- **What is being asked**: List each line of the data that holds the string "There", please.

- **Items listed in a dataset**:
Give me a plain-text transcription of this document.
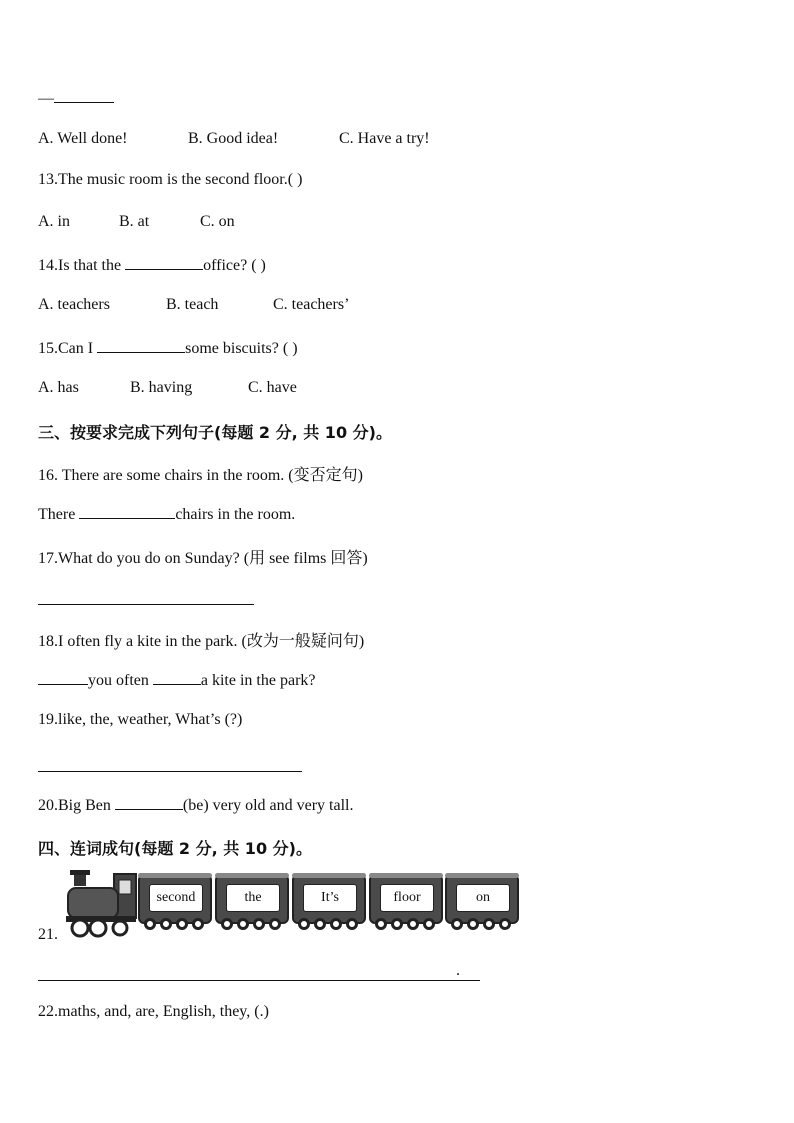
—
A. Well done!	B. Good idea!	C. Have a try!
13.The music room is the second floor.( )
A. in	B. at	C. on
14.Is that the	office? ( )
A. teachers	B. teach	C. teachers’
15.Can I	some biscuits? ( )
A. has	B. having	C. have
三、按要求完成下列句子(每题 2 分, 共 10 分)。
16. There are some chairs in the room. (变否定句)
There	chairs in the room.
17.What do you do on Sunday? (用 see films 回答)
18.I often fly a kite in the park. (改为一般疑问句)
you often	a kite in the park?
19.like, the, weather, What’s (?)
20.Big Ben	(be) very old and very tall.
四、连词成句(每题 2 分, 共 10 分)。
21.
second	the	It’s	floor	on
.
22.maths, and, are, English, they, (.)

- **Answer below**:
16. There are some chairs in the room. (变否定句)
There	chairs in the room.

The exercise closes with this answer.